▶ _Problem_: Can you output the records below exactly as they are written?

______________________________

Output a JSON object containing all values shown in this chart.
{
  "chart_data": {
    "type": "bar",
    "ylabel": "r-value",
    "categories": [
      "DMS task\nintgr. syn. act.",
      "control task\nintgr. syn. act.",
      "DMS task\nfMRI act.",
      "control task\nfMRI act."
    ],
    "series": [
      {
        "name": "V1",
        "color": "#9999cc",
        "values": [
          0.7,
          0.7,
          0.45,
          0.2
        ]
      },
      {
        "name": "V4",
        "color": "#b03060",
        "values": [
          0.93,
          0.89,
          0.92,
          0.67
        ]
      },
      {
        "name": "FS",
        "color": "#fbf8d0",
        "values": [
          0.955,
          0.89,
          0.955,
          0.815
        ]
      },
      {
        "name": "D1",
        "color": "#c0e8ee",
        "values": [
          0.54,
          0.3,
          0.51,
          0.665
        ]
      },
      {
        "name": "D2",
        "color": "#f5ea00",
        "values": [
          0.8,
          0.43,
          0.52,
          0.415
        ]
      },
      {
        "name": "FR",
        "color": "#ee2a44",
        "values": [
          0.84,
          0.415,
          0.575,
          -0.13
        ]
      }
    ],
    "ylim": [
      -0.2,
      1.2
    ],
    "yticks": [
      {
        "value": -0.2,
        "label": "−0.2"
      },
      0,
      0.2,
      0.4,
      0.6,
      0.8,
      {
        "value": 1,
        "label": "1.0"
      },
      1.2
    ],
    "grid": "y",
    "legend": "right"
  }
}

______________________________

▶ _Written reply_:
Output a JSON object containing all values shown in this chart.
{
  "chart_data": {
    "type": "bar",
    "ylabel": "r-value",
    "categories": [
      "DMS task\nintgr. syn. act.",
      "control task\nintgr. syn. act.",
      "DMS task\nfMRI act.",
      "control task\nfMRI act."
    ],
    "series": [
      {
        "name": "V1",
        "color": "#9999cc",
        "values": [
          0.7,
          0.7,
          0.45,
          0.2
        ]
      },
      {
        "name": "V4",
        "color": "#b03060",
        "values": [
          0.93,
          0.89,
          0.92,
          0.67
        ]
      },
      {
        "name": "FS",
        "color": "#fbf8d0",
        "values": [
          0.955,
          0.89,
          0.955,
          0.815
        ]
      },
      {
        "name": "D1",
        "color": "#c0e8ee",
        "values": [
          0.54,
          0.3,
          0.51,
          0.665
        ]
      },
      {
        "name": "D2",
        "color": "#f5ea00",
        "values": [
          0.8,
          0.43,
          0.52,
          0.415
        ]
      },
      {
        "name": "FR",
        "color": "#ee2a44",
        "values": [
          0.84,
          0.415,
          0.575,
          -0.13
        ]
      }
    ],
    "ylim": [
      -0.2,
      1.2
    ],
    "yticks": [
      {
        "value": -0.2,
        "label": "−0.2"
      },
      0,
      0.2,
      0.4,
      0.6,
      0.8,
      {
        "value": 1,
        "label": "1.0"
      },
      1.2
    ],
    "grid": "y",
    "legend": "right"
  }
}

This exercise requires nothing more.